• _MATERIAL PROVIDED_
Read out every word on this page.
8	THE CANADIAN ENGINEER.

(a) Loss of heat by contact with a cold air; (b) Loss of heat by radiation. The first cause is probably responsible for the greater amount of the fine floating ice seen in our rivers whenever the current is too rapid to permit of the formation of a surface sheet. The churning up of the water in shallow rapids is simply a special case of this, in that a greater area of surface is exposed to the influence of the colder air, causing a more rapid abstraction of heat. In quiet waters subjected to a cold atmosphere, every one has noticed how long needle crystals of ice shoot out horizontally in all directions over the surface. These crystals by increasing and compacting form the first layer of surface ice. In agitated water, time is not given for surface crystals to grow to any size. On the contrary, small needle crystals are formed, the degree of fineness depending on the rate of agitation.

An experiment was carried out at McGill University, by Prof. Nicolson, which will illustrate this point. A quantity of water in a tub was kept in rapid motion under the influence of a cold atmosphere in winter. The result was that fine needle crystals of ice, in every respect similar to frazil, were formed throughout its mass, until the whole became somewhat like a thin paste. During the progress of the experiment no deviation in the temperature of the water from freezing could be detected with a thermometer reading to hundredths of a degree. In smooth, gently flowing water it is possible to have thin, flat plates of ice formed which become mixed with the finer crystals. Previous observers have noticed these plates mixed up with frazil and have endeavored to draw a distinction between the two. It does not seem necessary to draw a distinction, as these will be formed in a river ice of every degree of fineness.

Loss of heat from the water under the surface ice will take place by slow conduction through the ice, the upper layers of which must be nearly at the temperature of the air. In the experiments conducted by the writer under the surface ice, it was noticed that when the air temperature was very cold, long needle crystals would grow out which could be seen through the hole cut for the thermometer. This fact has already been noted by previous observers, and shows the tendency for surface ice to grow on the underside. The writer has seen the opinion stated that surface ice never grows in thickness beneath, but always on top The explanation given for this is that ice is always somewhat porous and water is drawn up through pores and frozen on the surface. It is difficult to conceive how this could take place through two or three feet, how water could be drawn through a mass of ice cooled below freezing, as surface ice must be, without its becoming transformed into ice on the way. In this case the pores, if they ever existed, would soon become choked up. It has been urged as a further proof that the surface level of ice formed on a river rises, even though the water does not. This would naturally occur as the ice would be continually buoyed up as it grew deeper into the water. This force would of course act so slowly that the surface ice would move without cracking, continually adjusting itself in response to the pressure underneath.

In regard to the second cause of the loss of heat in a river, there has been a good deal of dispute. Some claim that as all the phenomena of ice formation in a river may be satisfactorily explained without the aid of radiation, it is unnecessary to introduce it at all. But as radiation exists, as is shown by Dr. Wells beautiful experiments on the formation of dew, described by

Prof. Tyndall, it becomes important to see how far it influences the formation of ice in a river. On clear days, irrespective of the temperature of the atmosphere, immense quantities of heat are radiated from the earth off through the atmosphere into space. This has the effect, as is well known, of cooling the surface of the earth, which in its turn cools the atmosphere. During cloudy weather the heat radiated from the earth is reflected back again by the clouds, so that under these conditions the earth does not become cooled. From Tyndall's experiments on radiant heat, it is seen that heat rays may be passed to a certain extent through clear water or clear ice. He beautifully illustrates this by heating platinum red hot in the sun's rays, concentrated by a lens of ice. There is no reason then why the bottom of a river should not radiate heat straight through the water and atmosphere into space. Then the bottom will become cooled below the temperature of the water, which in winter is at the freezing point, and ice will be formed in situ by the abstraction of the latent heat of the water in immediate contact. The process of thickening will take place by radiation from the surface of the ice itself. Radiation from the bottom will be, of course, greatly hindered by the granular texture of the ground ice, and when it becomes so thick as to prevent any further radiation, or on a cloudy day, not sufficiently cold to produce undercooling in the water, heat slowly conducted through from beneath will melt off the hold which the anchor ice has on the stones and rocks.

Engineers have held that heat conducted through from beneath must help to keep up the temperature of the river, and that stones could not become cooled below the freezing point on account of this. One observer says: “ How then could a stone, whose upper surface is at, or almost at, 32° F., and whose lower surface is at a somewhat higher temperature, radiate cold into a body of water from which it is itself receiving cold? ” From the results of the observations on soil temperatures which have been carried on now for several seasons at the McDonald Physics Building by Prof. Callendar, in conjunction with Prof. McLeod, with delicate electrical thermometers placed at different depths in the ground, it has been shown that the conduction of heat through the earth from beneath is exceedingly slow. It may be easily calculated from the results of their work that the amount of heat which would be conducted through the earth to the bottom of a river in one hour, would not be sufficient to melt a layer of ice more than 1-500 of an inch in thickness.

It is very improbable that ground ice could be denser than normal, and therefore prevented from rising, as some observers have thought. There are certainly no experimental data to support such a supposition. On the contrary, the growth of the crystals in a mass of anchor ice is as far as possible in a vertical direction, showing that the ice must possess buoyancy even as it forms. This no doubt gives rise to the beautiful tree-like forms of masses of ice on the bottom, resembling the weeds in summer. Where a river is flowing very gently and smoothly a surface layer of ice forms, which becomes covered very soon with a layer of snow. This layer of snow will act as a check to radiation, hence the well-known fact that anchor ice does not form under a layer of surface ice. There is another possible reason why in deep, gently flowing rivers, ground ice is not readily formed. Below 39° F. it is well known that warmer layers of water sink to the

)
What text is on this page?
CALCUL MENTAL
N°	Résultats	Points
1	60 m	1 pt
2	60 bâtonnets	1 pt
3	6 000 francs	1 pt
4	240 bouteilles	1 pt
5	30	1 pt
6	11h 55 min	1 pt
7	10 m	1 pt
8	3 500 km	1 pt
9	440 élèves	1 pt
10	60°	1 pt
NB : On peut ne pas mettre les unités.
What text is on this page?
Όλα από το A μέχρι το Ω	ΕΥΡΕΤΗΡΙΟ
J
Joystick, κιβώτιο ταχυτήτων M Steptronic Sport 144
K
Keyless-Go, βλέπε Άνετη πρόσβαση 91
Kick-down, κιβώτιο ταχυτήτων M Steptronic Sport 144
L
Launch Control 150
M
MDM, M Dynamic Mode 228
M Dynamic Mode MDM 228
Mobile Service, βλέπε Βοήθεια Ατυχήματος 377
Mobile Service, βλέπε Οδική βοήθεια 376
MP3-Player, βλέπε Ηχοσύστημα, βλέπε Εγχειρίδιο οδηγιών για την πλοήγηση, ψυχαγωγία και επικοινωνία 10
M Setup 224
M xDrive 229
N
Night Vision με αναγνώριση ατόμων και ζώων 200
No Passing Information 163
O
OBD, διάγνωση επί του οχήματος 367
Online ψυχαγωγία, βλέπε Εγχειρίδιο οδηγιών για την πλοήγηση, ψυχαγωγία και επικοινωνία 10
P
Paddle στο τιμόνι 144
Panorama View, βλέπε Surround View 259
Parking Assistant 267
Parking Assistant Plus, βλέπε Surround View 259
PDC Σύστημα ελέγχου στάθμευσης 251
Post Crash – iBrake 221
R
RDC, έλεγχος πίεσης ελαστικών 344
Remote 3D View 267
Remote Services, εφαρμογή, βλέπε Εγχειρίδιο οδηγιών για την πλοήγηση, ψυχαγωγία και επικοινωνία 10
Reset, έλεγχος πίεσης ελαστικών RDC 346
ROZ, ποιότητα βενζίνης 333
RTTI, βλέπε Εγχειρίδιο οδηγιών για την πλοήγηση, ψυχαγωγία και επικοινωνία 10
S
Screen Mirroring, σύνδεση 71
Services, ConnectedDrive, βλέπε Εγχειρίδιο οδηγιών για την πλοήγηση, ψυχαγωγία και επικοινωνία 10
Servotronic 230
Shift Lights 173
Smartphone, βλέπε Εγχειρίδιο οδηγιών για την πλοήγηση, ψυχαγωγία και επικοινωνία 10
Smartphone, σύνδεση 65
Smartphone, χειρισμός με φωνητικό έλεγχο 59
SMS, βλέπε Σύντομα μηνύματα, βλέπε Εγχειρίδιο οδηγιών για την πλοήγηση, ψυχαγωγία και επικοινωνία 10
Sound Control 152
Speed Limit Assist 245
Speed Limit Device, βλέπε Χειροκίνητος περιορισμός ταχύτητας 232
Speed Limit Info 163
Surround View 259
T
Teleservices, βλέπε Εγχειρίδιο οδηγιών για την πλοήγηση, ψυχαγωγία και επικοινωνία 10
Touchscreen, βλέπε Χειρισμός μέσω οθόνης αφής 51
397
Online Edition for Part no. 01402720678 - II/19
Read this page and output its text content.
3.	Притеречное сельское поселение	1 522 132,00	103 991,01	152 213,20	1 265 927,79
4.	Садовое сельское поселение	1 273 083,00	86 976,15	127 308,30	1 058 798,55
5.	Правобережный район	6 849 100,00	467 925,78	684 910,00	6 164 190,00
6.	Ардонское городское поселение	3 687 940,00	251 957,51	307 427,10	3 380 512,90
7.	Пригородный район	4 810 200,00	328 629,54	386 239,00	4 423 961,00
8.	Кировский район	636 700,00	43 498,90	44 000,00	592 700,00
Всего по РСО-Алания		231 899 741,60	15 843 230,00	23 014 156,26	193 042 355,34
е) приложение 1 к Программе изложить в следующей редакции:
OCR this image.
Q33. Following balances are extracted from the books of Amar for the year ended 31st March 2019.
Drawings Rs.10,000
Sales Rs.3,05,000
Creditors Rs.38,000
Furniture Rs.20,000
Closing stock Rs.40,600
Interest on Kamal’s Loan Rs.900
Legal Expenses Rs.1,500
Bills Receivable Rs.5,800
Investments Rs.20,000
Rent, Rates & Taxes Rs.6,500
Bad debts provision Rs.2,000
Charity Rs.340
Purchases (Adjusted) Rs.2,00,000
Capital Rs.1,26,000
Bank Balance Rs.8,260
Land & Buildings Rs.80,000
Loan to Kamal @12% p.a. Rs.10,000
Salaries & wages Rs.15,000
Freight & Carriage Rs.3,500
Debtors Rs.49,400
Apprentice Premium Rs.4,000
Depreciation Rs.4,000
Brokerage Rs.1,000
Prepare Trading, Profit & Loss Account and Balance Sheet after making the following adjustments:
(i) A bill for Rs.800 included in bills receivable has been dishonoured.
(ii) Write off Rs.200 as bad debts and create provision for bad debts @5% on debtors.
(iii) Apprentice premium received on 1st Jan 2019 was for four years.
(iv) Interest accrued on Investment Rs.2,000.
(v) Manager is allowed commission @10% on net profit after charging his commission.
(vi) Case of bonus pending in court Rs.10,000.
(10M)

• _EXERCISE DIRECTIONS_
Each line holding "поселение" must be found and copied.

• _TASK RESULT_
3.	Притеречное сельское поселение	1 522 132,00	103 991,01	152 213,20	1 265 927,79
4.	Садовое сельское поселение	1 273 083,00	86 976,15	127 308,30	1 058 798,55
6.	Ардонское городское поселение	3 687 940,00	251 957,51	307 427,10	3 380 512,90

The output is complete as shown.